= AIM =
Reproduce each line of the listing exactly.
==== INFORMATION SUPPLIED
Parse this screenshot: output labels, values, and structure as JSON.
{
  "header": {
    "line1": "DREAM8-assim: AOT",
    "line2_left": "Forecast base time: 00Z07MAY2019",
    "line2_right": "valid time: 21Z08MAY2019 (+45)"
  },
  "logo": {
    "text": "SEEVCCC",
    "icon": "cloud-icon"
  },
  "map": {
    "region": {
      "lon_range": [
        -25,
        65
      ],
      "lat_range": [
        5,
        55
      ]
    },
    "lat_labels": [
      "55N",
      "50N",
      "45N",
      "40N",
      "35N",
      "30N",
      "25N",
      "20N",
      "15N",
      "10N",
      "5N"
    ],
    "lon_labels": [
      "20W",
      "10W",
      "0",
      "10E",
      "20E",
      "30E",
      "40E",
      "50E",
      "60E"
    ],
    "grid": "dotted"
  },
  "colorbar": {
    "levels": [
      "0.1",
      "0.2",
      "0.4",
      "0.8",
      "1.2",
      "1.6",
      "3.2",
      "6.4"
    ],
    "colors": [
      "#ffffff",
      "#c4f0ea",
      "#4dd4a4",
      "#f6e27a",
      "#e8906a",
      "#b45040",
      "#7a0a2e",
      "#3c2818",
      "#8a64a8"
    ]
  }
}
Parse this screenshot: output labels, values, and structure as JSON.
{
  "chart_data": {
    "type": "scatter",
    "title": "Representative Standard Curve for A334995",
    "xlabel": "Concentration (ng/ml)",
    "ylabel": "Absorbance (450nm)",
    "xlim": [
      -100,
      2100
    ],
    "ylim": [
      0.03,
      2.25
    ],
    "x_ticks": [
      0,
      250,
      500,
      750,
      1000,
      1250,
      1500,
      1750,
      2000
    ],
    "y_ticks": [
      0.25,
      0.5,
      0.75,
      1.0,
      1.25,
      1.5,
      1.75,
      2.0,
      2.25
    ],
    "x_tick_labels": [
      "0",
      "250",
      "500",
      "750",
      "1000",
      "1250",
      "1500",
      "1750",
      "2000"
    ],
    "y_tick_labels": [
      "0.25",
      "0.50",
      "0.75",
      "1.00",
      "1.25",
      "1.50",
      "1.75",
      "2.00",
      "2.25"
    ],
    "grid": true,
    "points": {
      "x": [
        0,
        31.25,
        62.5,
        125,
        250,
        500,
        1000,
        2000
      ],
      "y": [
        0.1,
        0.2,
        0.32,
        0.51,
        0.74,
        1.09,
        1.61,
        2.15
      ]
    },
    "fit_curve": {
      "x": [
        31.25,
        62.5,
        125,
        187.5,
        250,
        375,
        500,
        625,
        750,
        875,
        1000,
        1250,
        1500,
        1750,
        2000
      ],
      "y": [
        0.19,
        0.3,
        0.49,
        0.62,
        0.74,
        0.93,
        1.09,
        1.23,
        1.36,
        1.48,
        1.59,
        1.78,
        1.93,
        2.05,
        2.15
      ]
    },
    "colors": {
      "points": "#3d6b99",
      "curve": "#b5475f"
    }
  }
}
========
= CORRECT ANSWER =
Parse this screenshot: output labels, values, and structure as JSON.
{
  "header": {
    "line1": "DREAM8-assim: AOT",
    "line2_left": "Forecast base time: 00Z07MAY2019",
    "line2_right": "valid time: 21Z08MAY2019 (+45)"
  },
  "logo": {
    "text": "SEEVCCC",
    "icon": "cloud-icon"
  },
  "map": {
    "region": {
      "lon_range": [
        -25,
        65
      ],
      "lat_range": [
        5,
        55
      ]
    },
    "lat_labels": [
      "55N",
      "50N",
      "45N",
      "40N",
      "35N",
      "30N",
      "25N",
      "20N",
      "15N",
      "10N",
      "5N"
    ],
    "lon_labels": [
      "20W",
      "10W",
      "0",
      "10E",
      "20E",
      "30E",
      "40E",
      "50E",
      "60E"
    ],
    "grid": "dotted"
  },
  "colorbar": {
    "levels": [
      "0.1",
      "0.2",
      "0.4",
      "0.8",
      "1.2",
      "1.6",
      "3.2",
      "6.4"
    ],
    "colors": [
      "#ffffff",
      "#c4f0ea",
      "#4dd4a4",
      "#f6e27a",
      "#e8906a",
      "#b45040",
      "#7a0a2e",
      "#3c2818",
      "#8a64a8"
    ]
  }
}
Parse this screenshot: output labels, values, and structure as JSON.
{
  "chart_data": {
    "type": "scatter",
    "title": "Representative Standard Curve for A334995",
    "xlabel": "Concentration (ng/ml)",
    "ylabel": "Absorbance (450nm)",
    "xlim": [
      -100,
      2100
    ],
    "ylim": [
      0.03,
      2.25
    ],
    "x_ticks": [
      0,
      250,
      500,
      750,
      1000,
      1250,
      1500,
      1750,
      2000
    ],
    "y_ticks": [
      0.25,
      0.5,
      0.75,
      1.0,
      1.25,
      1.5,
      1.75,
      2.0,
      2.25
    ],
    "x_tick_labels": [
      "0",
      "250",
      "500",
      "750",
      "1000",
      "1250",
      "1500",
      "1750",
      "2000"
    ],
    "y_tick_labels": [
      "0.25",
      "0.50",
      "0.75",
      "1.00",
      "1.25",
      "1.50",
      "1.75",
      "2.00",
      "2.25"
    ],
    "grid": true,
    "points": {
      "x": [
        0,
        31.25,
        62.5,
        125,
        250,
        500,
        1000,
        2000
      ],
      "y": [
        0.1,
        0.2,
        0.32,
        0.51,
        0.74,
        1.09,
        1.61,
        2.15
      ]
    },
    "fit_curve": {
      "x": [
        31.25,
        62.5,
        125,
        187.5,
        250,
        375,
        500,
        625,
        750,
        875,
        1000,
        1250,
        1500,
        1750,
        2000
      ],
      "y": [
        0.19,
        0.3,
        0.49,
        0.62,
        0.74,
        0.93,
        1.09,
        1.23,
        1.36,
        1.48,
        1.59,
        1.78,
        1.93,
        2.05,
        2.15
      ]
    },
    "colors": {
      "points": "#3d6b99",
      "curve": "#b5475f"
    }
  }
}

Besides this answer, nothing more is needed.